> **LEESTEKST**:
----

Dr. Plaisier erkende dat de kerk er in het verleden vaak een potje van gemaakt heeft. „Er is heel veel misgegaan. Laten we de scheuren bewenen”, zo zei hij.
De rooms-katholieke theoloog Frank Bosman wierp de vraag op hoe een kerk kan bestaan in een wereldstad. „De kerk wil God naar de wereld brengen, maar de wereld zit niet op Hem te wachten. Niemand heeft belangstelling voor Hem. Totdat je ontdekt dat je Hem niet naar de mensen moet brengen, want op tal van plaatsen is Hij er al.” Maar waar is Hij dan? „Hij is er, maar de wereld herkent Hem niet”, aldus Bosman.
De Nederlands-gereformeerde predikant en politicus ds. W. Rietkerk sprak over de toekomst van de kerk in de stad. De kerk moet volgens hem de richting op gaan van het zout. De kerk is geen zoet, geen zuur en geen zuil, maar zout, was zijn stelling. „De kerk is geroepen een zoutend zout in de wereld te zijn en moet zich daarin toerusten.” Verder moet de kerk aanwezig zijn op de donkere plekken in de stad, stelde hij. „Waar de kerk zo aanwezig is weert ze het bederf en gaat ze verpaupering en vereenzaming tegen. Op die manier schept ze een bodem voor het Evangelie.”

----

> **AANGELEVERD MATERIAAL**:
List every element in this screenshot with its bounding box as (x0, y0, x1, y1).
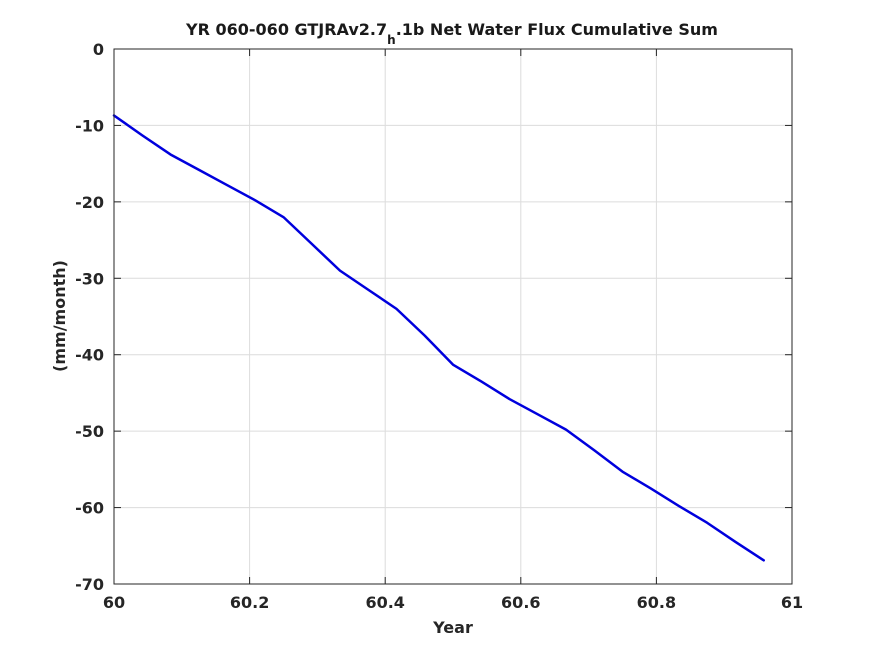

----

> **OPDRACHTEN**:
A: Beantwoord de volgende vragen over de leestekst.
(i) Welke rooms-katholieke theoloog vroeg hoe een kerk kan bestaan in een wereldstad?
(ii) Welk woord kiest ds. W. Rietkerk voor wat de kerk moet zijn, in plaats van zoet, zuur of zuil?
(iii) Wat moeten we volgens dr. Plaisier bewenen?
B: Schrijf uit de leestekst letterlijk het stuk over van "Dr. Plaisier erkende" tot en met "zo zei hij.".

> **UITWERKINGEN**:
A:
(i) Frank Bosman
(ii) Zout
(iii) De scheuren

B:
Dr. Plaisier erkende dat de kerk er in het verleden vaak een potje van gemaakt heeft. „Er is heel veel misgegaan. Laten we de scheuren bewenen”, zo zei hij.